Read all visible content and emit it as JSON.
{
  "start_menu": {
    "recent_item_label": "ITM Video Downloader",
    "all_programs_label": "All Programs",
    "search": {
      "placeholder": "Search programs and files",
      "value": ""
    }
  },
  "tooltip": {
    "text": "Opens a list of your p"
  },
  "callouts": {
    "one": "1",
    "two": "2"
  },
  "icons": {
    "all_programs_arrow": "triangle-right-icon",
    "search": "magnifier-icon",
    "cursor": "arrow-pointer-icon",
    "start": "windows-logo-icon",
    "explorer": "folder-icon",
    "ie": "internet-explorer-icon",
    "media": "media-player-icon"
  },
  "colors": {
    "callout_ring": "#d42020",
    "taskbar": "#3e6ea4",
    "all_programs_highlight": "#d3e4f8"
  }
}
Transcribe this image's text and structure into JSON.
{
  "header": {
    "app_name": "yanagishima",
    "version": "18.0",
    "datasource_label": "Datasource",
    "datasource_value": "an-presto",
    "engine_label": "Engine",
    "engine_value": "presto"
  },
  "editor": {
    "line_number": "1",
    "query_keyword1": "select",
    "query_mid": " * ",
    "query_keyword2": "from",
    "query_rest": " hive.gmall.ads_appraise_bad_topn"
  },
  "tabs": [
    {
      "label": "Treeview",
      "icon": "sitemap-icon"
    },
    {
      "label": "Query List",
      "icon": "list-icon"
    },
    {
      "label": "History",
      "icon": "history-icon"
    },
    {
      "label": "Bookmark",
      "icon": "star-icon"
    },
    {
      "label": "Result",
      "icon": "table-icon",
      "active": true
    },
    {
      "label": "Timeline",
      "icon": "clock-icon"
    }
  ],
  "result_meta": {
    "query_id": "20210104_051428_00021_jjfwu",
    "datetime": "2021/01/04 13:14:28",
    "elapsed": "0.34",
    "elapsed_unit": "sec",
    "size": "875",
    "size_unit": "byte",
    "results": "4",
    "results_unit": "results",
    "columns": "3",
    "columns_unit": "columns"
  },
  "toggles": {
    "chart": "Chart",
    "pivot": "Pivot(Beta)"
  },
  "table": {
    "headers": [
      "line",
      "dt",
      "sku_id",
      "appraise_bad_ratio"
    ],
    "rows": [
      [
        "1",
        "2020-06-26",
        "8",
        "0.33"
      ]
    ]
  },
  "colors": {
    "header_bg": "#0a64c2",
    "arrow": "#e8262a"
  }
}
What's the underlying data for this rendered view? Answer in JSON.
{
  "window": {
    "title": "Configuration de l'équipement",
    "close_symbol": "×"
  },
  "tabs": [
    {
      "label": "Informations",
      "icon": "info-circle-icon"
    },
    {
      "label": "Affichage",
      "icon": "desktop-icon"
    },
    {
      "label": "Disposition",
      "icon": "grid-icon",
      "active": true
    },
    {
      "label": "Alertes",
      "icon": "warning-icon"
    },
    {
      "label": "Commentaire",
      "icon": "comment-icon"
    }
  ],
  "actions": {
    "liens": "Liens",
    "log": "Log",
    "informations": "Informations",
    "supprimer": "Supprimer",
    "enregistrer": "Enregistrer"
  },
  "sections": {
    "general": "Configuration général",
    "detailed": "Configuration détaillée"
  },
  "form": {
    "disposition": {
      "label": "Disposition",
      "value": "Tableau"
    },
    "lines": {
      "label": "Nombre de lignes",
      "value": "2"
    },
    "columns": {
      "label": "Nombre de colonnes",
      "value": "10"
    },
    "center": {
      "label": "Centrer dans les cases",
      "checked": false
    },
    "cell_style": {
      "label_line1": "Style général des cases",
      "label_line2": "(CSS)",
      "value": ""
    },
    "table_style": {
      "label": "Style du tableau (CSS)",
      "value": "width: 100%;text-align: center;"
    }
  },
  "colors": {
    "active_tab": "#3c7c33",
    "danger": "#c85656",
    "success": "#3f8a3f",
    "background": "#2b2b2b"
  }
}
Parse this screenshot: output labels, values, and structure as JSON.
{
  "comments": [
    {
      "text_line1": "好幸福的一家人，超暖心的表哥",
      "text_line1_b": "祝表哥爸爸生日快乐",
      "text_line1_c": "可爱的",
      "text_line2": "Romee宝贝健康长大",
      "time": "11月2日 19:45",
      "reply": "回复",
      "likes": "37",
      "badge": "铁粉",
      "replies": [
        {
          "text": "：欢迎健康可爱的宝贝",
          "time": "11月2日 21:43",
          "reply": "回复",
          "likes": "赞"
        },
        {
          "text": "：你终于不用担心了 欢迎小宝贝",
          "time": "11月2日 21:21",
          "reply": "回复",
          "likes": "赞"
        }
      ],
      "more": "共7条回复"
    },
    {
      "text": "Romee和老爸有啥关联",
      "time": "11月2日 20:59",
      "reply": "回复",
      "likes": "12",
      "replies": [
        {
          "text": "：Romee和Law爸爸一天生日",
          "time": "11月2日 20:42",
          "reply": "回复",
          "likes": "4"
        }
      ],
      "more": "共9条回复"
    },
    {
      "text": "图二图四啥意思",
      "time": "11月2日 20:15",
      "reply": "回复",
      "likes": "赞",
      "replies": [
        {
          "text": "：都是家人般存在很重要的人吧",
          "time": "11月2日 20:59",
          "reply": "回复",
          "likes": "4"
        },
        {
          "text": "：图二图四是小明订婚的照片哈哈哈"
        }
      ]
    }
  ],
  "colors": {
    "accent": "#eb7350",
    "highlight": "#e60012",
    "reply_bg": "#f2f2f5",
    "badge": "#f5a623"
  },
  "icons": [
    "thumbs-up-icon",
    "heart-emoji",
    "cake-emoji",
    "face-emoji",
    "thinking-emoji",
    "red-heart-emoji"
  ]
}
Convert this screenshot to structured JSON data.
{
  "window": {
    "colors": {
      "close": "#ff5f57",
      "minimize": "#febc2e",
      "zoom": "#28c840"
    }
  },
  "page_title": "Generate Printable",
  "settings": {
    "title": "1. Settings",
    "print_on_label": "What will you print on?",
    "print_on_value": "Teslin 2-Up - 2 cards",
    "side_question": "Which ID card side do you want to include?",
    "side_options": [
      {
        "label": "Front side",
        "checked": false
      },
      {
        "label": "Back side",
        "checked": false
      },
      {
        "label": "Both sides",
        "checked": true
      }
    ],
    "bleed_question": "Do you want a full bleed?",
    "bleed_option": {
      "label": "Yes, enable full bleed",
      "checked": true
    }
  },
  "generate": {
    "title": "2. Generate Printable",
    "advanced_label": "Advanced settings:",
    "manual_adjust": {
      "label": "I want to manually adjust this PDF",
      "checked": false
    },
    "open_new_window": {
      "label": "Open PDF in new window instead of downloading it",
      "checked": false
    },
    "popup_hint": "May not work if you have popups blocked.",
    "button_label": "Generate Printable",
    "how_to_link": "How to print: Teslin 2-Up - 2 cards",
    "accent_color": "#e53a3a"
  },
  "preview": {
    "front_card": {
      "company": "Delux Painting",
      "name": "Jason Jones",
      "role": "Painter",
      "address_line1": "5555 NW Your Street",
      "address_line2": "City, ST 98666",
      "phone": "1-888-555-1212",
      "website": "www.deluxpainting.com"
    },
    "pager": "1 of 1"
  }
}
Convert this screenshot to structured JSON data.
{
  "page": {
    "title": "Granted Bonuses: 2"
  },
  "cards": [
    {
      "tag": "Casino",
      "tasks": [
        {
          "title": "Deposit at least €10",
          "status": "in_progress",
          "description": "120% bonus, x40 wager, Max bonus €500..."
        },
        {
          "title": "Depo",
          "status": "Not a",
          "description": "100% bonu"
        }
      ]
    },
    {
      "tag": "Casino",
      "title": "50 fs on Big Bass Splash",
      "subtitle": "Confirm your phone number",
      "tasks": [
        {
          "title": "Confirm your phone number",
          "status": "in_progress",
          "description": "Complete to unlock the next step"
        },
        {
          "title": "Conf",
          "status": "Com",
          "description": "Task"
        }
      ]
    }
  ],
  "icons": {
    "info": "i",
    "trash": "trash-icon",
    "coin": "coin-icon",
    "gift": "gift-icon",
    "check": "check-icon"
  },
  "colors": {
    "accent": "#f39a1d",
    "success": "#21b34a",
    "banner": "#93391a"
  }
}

++++

What is expected → In the lines above, find each one with "Informations" and list it.

Output for this task →
      "label": "Informations",
    "informations": "Informations",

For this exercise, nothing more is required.